=== Raw records ===

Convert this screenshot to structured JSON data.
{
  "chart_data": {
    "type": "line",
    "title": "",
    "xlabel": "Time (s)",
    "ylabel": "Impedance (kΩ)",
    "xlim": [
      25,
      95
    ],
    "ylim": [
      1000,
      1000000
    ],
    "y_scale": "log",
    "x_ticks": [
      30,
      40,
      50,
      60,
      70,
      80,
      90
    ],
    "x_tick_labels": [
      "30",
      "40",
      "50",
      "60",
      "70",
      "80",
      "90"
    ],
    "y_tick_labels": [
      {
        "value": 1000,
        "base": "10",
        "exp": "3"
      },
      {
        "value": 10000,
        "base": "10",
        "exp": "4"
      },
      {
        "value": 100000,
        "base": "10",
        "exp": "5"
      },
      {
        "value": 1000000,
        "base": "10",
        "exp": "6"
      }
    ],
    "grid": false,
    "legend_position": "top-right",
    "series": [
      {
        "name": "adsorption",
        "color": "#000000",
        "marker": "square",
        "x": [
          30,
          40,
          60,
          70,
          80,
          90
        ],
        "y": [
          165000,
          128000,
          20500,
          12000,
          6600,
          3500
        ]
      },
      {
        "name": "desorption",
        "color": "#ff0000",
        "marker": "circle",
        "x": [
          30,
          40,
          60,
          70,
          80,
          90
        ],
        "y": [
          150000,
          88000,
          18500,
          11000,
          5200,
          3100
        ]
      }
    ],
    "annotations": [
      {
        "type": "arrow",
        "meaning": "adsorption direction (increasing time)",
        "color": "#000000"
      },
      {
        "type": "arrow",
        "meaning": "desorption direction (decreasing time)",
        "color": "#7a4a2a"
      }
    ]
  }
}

===

=== To be done ===
Give the number of lines in the data that contain "direction", with no other words.

=== Problem solution ===
2